Task input

################

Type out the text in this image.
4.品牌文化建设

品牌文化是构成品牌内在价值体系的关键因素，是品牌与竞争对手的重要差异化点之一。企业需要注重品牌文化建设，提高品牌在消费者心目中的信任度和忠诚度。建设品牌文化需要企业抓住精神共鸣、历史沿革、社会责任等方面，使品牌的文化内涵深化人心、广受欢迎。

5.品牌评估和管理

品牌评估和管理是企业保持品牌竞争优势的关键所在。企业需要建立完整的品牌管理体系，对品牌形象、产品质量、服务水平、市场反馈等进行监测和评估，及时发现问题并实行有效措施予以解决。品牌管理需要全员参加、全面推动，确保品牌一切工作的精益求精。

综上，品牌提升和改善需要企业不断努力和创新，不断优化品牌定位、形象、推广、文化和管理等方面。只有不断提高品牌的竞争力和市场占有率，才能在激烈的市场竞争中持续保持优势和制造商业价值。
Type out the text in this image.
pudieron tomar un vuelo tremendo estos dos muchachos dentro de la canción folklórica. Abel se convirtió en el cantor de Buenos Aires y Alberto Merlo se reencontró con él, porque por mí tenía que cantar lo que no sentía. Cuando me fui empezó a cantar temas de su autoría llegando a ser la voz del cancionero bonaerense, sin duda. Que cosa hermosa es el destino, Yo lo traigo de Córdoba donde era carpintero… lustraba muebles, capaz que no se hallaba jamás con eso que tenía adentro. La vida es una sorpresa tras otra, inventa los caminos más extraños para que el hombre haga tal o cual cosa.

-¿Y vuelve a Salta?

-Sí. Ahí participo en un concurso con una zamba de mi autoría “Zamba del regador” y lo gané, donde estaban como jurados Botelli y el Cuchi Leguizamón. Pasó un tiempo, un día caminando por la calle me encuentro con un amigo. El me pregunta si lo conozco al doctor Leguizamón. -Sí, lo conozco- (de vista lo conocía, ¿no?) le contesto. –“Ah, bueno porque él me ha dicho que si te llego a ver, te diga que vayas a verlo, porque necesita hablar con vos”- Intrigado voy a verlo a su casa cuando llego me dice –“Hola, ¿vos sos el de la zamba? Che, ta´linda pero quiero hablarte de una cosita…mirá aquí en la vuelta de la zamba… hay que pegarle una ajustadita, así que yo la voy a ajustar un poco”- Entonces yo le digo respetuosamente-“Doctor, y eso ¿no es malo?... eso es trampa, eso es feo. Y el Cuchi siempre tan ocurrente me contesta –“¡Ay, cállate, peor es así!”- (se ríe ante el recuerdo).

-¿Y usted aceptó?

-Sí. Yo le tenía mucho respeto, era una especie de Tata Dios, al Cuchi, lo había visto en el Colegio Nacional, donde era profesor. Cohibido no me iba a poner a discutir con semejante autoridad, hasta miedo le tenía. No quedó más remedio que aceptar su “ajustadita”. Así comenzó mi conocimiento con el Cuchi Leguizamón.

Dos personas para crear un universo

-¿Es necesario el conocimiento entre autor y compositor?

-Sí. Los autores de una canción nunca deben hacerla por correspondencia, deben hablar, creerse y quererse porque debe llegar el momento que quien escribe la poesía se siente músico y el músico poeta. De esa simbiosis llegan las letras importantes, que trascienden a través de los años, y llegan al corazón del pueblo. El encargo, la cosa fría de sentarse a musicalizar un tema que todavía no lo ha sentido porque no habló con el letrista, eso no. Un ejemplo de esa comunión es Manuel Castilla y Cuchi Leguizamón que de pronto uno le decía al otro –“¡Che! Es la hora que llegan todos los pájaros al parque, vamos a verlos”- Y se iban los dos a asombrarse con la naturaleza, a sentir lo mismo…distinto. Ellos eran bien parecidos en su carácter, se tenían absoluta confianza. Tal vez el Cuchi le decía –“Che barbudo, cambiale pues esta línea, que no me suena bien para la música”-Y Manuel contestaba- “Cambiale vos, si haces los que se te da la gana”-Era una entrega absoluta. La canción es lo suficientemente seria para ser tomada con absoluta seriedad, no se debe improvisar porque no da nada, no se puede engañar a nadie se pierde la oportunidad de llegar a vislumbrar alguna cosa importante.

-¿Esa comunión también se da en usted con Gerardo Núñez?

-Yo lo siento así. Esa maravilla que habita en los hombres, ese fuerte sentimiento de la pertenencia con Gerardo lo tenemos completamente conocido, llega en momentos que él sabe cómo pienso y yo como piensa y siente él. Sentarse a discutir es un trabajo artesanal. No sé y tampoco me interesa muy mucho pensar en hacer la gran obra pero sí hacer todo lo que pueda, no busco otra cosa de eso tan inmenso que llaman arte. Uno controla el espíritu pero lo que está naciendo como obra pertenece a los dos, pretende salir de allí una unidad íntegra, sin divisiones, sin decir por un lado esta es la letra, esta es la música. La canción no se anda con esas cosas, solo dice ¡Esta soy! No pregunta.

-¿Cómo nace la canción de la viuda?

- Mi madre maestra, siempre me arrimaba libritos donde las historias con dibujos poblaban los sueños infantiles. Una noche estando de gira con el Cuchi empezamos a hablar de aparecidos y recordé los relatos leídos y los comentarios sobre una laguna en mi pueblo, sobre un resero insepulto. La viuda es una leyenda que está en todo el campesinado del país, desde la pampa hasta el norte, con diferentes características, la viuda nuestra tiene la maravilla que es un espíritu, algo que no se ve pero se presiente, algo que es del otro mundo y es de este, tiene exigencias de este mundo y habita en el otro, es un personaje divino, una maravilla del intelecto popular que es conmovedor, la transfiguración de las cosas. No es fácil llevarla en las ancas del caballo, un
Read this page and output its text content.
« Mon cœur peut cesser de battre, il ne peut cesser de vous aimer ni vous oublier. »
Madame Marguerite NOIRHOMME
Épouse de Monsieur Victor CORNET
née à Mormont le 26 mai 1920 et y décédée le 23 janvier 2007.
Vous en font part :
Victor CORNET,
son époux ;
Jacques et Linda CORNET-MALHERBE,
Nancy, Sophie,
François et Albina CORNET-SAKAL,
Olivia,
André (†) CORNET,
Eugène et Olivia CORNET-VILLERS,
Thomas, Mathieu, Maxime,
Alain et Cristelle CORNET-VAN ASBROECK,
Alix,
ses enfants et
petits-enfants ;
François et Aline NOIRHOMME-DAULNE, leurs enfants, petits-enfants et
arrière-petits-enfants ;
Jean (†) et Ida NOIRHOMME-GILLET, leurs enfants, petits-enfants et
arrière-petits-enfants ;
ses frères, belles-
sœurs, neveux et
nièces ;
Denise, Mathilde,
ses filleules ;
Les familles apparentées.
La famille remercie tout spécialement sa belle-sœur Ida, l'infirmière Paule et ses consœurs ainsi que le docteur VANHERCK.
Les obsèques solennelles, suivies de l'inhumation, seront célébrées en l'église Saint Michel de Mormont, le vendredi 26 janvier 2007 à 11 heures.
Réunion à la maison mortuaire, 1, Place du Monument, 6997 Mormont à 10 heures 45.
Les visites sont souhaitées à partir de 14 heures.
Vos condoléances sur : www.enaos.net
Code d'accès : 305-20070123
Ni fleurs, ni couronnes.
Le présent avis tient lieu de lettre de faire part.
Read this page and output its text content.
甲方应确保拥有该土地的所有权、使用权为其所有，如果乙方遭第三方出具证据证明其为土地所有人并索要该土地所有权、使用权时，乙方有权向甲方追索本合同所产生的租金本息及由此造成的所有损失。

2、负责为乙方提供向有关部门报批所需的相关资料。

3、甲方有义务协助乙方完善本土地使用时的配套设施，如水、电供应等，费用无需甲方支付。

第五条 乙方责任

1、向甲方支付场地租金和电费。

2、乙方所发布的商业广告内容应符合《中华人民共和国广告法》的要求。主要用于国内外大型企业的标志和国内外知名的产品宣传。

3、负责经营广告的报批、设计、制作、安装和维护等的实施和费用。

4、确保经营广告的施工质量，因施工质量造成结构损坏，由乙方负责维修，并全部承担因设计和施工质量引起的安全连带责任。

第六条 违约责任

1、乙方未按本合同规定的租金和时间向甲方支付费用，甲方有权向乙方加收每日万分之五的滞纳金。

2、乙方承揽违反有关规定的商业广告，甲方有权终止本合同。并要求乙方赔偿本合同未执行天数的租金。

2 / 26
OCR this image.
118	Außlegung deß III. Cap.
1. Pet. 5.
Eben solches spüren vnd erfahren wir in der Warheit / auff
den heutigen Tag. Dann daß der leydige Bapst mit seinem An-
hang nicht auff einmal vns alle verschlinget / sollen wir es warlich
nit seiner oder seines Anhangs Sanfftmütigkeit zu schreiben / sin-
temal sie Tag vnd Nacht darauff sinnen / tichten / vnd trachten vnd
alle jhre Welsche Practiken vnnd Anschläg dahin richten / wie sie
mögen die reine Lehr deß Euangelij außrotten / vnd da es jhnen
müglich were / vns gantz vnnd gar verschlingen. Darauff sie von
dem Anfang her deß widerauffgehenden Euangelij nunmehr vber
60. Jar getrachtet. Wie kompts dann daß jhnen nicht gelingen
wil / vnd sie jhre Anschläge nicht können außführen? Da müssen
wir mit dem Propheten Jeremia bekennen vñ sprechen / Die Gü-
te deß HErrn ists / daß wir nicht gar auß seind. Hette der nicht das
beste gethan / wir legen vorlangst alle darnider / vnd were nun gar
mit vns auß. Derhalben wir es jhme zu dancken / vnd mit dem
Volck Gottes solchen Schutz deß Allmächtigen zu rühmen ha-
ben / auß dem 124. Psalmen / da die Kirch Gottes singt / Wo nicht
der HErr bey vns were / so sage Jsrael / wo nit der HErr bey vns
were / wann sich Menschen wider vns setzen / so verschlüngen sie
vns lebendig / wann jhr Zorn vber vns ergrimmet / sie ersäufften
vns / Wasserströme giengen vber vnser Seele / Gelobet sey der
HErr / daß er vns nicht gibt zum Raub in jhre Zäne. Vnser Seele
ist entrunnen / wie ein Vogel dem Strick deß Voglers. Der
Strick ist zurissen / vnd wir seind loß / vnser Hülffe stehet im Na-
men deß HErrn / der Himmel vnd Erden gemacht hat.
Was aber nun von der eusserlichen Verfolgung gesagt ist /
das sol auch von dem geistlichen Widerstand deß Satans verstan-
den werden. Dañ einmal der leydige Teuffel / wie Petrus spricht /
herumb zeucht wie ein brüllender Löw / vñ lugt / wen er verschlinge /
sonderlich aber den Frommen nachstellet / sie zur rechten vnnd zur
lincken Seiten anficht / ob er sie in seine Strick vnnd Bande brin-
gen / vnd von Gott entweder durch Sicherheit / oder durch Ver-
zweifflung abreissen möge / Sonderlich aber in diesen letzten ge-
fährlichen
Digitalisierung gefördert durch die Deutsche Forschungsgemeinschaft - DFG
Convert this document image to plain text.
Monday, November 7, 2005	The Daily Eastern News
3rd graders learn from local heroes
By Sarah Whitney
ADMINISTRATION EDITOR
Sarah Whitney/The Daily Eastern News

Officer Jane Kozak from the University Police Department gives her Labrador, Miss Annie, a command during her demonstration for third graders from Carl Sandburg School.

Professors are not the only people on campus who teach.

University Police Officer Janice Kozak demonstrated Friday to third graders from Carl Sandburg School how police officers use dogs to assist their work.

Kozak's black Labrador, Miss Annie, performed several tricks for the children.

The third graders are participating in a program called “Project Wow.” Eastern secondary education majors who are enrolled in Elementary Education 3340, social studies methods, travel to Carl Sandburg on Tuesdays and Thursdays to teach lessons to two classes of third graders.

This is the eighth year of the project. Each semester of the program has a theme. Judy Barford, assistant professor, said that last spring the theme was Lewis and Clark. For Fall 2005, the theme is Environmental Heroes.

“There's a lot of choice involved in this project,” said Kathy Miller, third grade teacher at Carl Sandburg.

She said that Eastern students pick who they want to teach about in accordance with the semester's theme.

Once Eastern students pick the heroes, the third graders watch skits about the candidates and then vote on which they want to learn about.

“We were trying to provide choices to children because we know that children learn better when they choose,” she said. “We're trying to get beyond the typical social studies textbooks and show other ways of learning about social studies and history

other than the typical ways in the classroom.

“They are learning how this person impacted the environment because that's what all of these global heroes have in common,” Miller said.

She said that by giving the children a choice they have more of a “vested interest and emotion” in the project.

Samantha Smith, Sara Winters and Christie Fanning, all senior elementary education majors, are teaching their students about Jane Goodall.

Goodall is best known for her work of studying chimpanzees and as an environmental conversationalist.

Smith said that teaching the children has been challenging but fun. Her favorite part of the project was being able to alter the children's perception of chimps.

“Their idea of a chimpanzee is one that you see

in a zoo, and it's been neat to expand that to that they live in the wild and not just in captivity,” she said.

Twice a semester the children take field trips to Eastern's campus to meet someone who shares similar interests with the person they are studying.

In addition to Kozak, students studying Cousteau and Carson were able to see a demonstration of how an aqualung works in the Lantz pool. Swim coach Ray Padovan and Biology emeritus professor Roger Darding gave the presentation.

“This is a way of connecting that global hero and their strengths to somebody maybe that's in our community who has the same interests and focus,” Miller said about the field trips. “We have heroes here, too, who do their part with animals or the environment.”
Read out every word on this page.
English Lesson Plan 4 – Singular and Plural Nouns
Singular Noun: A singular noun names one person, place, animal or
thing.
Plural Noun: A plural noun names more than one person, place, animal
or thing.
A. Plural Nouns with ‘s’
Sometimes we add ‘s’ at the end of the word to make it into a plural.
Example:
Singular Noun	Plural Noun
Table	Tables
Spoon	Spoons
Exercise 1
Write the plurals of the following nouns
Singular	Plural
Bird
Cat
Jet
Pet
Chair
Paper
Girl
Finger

################

Written instruction
Select and copy every line of the listing with the word "otra".

The output
pudieron tomar un vuelo tremendo estos dos muchachos dentro de la canción folklórica. Abel se convirtió en el cantor de Buenos Aires y Alberto Merlo se reencontró con él, porque por mí tenía que cantar lo que no sentía. Cuando me fui empezó a cantar temas de su autoría llegando a ser la voz del cancionero bonaerense, sin duda. Que cosa hermosa es el destino, Yo lo traigo de Córdoba donde era carpintero… lustraba muebles, capaz que no se hallaba jamás con eso que tenía adentro. La vida es una sorpresa tras otra, inventa los caminos más extraños para que el hombre haga tal o cual cosa.
-Yo lo siento así. Esa maravilla que habita en los hombres, ese fuerte sentimiento de la pertenencia con Gerardo lo tenemos completamente conocido, llega en momentos que él sabe cómo pienso y yo como piensa y siente él. Sentarse a discutir es un trabajo artesanal. No sé y tampoco me interesa muy mucho pensar en hacer la gran obra pero sí hacer todo lo que pueda, no busco otra cosa de eso tan inmenso que llaman arte. Uno controla el espíritu pero lo que está naciendo como obra pertenece a los dos, pretende salir de allí una unidad íntegra, sin divisiones, sin decir por un lado esta es la letra, esta es la música. La canción no se anda con esas cosas, solo dice ¡Esta soy! No pregunta.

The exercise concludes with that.